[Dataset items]
=======

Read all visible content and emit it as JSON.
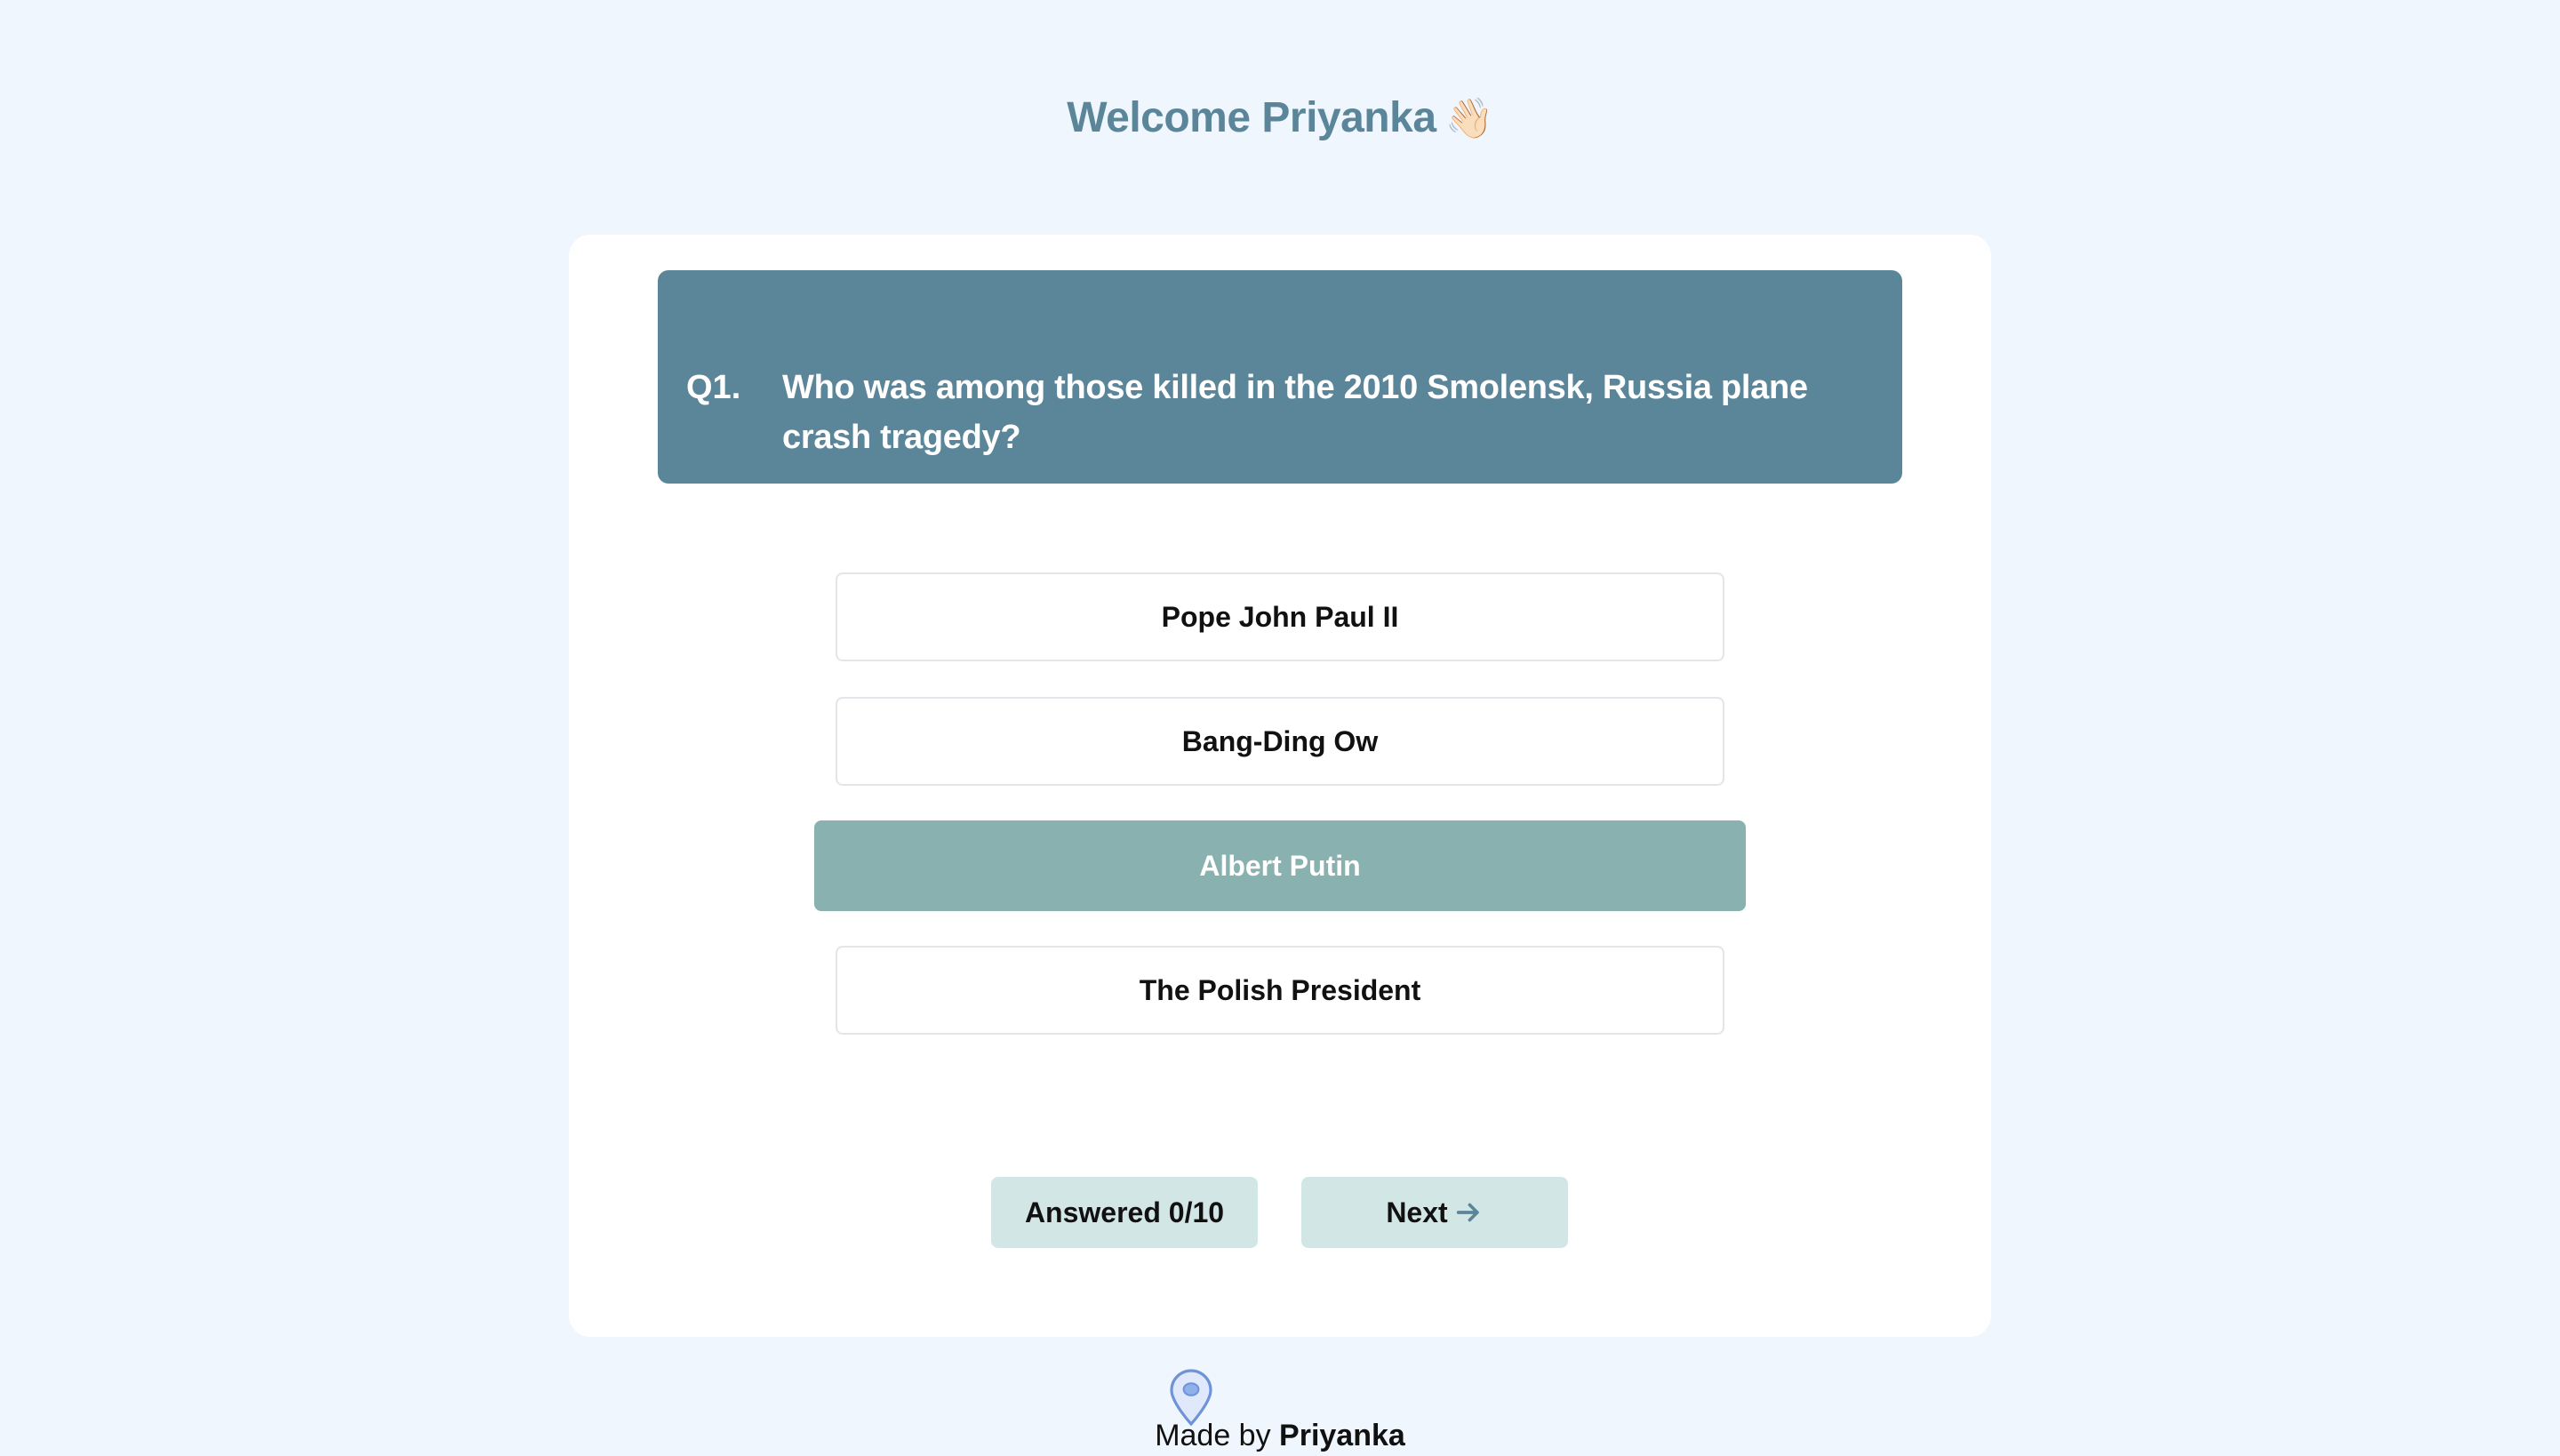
{
  "header": {
    "welcome_text": "Welcome Priyanka",
    "wave_emoji": "👋🏻"
  },
  "quiz": {
    "question_number": "Q1.",
    "question_text": "Who was among those killed in the 2010 Smolensk, Russia plane crash tragedy?",
    "options": [
      {
        "label": "Pope John Paul II",
        "selected": false
      },
      {
        "label": "Bang-Ding Ow",
        "selected": false
      },
      {
        "label": "Albert Putin",
        "selected": true
      },
      {
        "label": "The Polish President",
        "selected": false
      }
    ],
    "answered_label": "Answered 0/10",
    "next_label": "Next"
  },
  "footer": {
    "made_by_prefix": "Made by",
    "author": "Priyanka",
    "pin_icon": "map-pin-icon"
  },
  "colors": {
    "background": "#eff6fe",
    "accent": "#5b869a",
    "selected_option": "#88b1b0",
    "pill_bg": "#d3e6e6"
  }
}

=======

● **TASK DETAILS**: Each record above is to be restated exactly, with its pictures removed from the copy.

● **EXERCISE SOLUTION**:
Read all visible content and emit it as JSON.
{
  "header": {
    "welcome_text": "Welcome Priyanka",
    "wave_emoji": "👋🏻"
  },
  "quiz": {
    "question_number": "Q1.",
    "question_text": "Who was among those killed in the 2010 Smolensk, Russia plane crash tragedy?",
    "options": [
      {
        "label": "Pope John Paul II",
        "selected": false
      },
      {
        "label": "Bang-Ding Ow",
        "selected": false
      },
      {
        "label": "Albert Putin",
        "selected": true
      },
      {
        "label": "The Polish President",
        "selected": false
      }
    ],
    "answered_label": "Answered 0/10",
    "next_label": "Next"
  },
  "footer": {
    "made_by_prefix": "Made by",
    "author": "Priyanka",
    "pin_icon": "map-pin-icon"
  },
  "colors": {
    "background": "#eff6fe",
    "accent": "#5b869a",
    "selected_option": "#88b1b0",
    "pill_bg": "#d3e6e6"
  }
}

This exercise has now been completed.